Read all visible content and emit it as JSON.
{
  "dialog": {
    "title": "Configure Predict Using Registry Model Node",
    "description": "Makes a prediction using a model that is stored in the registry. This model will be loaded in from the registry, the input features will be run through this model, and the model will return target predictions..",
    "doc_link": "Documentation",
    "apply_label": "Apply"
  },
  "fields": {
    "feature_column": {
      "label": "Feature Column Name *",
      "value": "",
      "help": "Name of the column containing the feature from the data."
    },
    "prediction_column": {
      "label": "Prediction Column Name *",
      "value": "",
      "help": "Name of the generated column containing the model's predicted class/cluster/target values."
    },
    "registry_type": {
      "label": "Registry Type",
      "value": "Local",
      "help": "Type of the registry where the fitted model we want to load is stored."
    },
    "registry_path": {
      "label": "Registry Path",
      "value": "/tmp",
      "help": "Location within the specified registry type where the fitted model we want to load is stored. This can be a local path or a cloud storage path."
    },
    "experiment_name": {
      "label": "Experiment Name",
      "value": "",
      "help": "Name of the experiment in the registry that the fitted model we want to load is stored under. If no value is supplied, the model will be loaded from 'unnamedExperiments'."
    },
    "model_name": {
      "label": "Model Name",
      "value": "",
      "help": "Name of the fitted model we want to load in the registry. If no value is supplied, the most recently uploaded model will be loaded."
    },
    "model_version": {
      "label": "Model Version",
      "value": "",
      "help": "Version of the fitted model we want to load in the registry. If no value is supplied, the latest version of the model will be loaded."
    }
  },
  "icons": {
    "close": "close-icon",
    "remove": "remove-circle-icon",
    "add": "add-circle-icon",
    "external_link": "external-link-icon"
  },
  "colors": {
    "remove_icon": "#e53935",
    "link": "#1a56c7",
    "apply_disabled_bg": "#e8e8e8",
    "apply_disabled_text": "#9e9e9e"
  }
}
┄┄┄┄┄┄┄┄┄┄
Where a line of the material above holds the string "will", copy that line.

    "description": "Makes a prediction using a model that is stored in the registry. This model will be loaded in from the registry, the input features will be run through this model, and the model will return target predictions..",
      "help": "Name of the experiment in the registry that the fitted model we want to load is stored under. If no value is supplied, the model will be loaded from 'unnamedExperiments'."
      "help": "Name of the fitted model we want to load in the registry. If no value is supplied, the most recently uploaded model will be loaded."
      "help": "Version of the fitted model we want to load in the registry. If no value is supplied, the latest version of the model will be loaded."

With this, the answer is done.